_DATA TO PROCESS_:
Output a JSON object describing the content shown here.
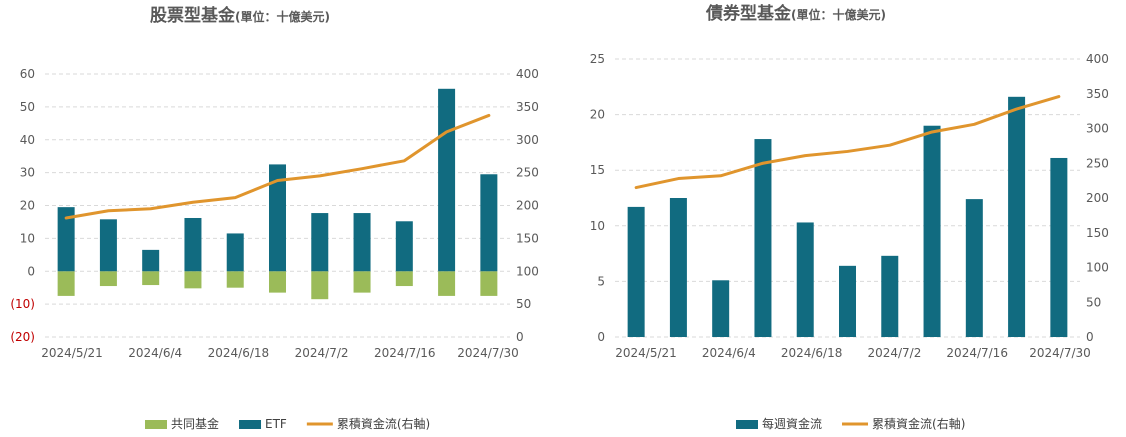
{
  "colors": {
    "etf": "#116b80",
    "mutual_fund": "#9bbb59",
    "cumulative": "#e0952d",
    "grid": "#d9d9d9",
    "axis_text": "#595959",
    "negative_text": "#c00000"
  },
  "chart_data": [
    {
      "type": "bar",
      "title": "股票型基金",
      "subtitle": "(單位：十億美元)",
      "x_tick_labels": [
        "2024/5/21",
        "2024/6/4",
        "2024/6/18",
        "2024/7/2",
        "2024/7/16",
        "2024/7/30"
      ],
      "y_left_ticks": [
        "60",
        "50",
        "40",
        "30",
        "20",
        "10",
        "0",
        "(10)",
        "(20)"
      ],
      "y_right_ticks": [
        "400",
        "350",
        "300",
        "250",
        "200",
        "150",
        "100",
        "50",
        "0"
      ],
      "ylim_left": [
        -20,
        60
      ],
      "ylim_right": [
        0,
        400
      ],
      "grid": true,
      "legend_position": "bottom",
      "series": [
        {
          "name": "共同基金",
          "type": "bar",
          "axis": "left",
          "values": [
            -7.5,
            -4.5,
            -4.2,
            -5.2,
            -5.0,
            -6.5,
            -8.5,
            -6.5,
            -4.5,
            -7.5,
            -7.5
          ]
        },
        {
          "name": "ETF",
          "type": "bar",
          "axis": "left",
          "values": [
            19.5,
            15.8,
            6.5,
            16.2,
            11.5,
            32.5,
            17.7,
            17.7,
            15.2,
            55.5,
            29.5
          ]
        },
        {
          "name": "累積資金流(右軸)",
          "type": "line",
          "axis": "right",
          "values": [
            181,
            192,
            195,
            205,
            212,
            238,
            245,
            256,
            268,
            312,
            337
          ]
        }
      ]
    },
    {
      "type": "bar",
      "title": "債券型基金",
      "subtitle": "(單位：十億美元)",
      "x_tick_labels": [
        "2024/5/21",
        "2024/6/4",
        "2024/6/18",
        "2024/7/2",
        "2024/7/16",
        "2024/7/30"
      ],
      "y_left_ticks": [
        "25",
        "20",
        "15",
        "10",
        "5",
        "0"
      ],
      "y_right_ticks": [
        "400",
        "350",
        "300",
        "250",
        "200",
        "150",
        "100",
        "50",
        "0"
      ],
      "ylim_left": [
        0,
        25
      ],
      "ylim_right": [
        0,
        400
      ],
      "grid": true,
      "legend_position": "bottom",
      "series": [
        {
          "name": "每週資金流",
          "type": "bar",
          "axis": "left",
          "values": [
            11.7,
            12.5,
            5.1,
            17.8,
            10.3,
            6.4,
            7.3,
            19.0,
            12.4,
            21.6,
            16.1
          ]
        },
        {
          "name": "累積資金流(右軸)",
          "type": "line",
          "axis": "right",
          "values": [
            215,
            228,
            232,
            250,
            261,
            267,
            276,
            295,
            306,
            328,
            346
          ]
        }
      ]
    }
  ]
}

_TASK_:
Reproduce each record above by retyping it exactly; omit all images.

_PROBLEM SOLUTION_:
Output a JSON object describing the content shown here.
{
  "colors": {
    "etf": "#116b80",
    "mutual_fund": "#9bbb59",
    "cumulative": "#e0952d",
    "grid": "#d9d9d9",
    "axis_text": "#595959",
    "negative_text": "#c00000"
  },
  "chart_data": [
    {
      "type": "bar",
      "title": "股票型基金",
      "subtitle": "(單位：十億美元)",
      "x_tick_labels": [
        "2024/5/21",
        "2024/6/4",
        "2024/6/18",
        "2024/7/2",
        "2024/7/16",
        "2024/7/30"
      ],
      "y_left_ticks": [
        "60",
        "50",
        "40",
        "30",
        "20",
        "10",
        "0",
        "(10)",
        "(20)"
      ],
      "y_right_ticks": [
        "400",
        "350",
        "300",
        "250",
        "200",
        "150",
        "100",
        "50",
        "0"
      ],
      "ylim_left": [
        -20,
        60
      ],
      "ylim_right": [
        0,
        400
      ],
      "grid": true,
      "legend_position": "bottom",
      "series": [
        {
          "name": "共同基金",
          "type": "bar",
          "axis": "left",
          "values": [
            -7.5,
            -4.5,
            -4.2,
            -5.2,
            -5.0,
            -6.5,
            -8.5,
            -6.5,
            -4.5,
            -7.5,
            -7.5
          ]
        },
        {
          "name": "ETF",
          "type": "bar",
          "axis": "left",
          "values": [
            19.5,
            15.8,
            6.5,
            16.2,
            11.5,
            32.5,
            17.7,
            17.7,
            15.2,
            55.5,
            29.5
          ]
        },
        {
          "name": "累積資金流(右軸)",
          "type": "line",
          "axis": "right",
          "values": [
            181,
            192,
            195,
            205,
            212,
            238,
            245,
            256,
            268,
            312,
            337
          ]
        }
      ]
    },
    {
      "type": "bar",
      "title": "債券型基金",
      "subtitle": "(單位：十億美元)",
      "x_tick_labels": [
        "2024/5/21",
        "2024/6/4",
        "2024/6/18",
        "2024/7/2",
        "2024/7/16",
        "2024/7/30"
      ],
      "y_left_ticks": [
        "25",
        "20",
        "15",
        "10",
        "5",
        "0"
      ],
      "y_right_ticks": [
        "400",
        "350",
        "300",
        "250",
        "200",
        "150",
        "100",
        "50",
        "0"
      ],
      "ylim_left": [
        0,
        25
      ],
      "ylim_right": [
        0,
        400
      ],
      "grid": true,
      "legend_position": "bottom",
      "series": [
        {
          "name": "每週資金流",
          "type": "bar",
          "axis": "left",
          "values": [
            11.7,
            12.5,
            5.1,
            17.8,
            10.3,
            6.4,
            7.3,
            19.0,
            12.4,
            21.6,
            16.1
          ]
        },
        {
          "name": "累積資金流(右軸)",
          "type": "line",
          "axis": "right",
          "values": [
            215,
            228,
            232,
            250,
            261,
            267,
            276,
            295,
            306,
            328,
            346
          ]
        }
      ]
    }
  ]
}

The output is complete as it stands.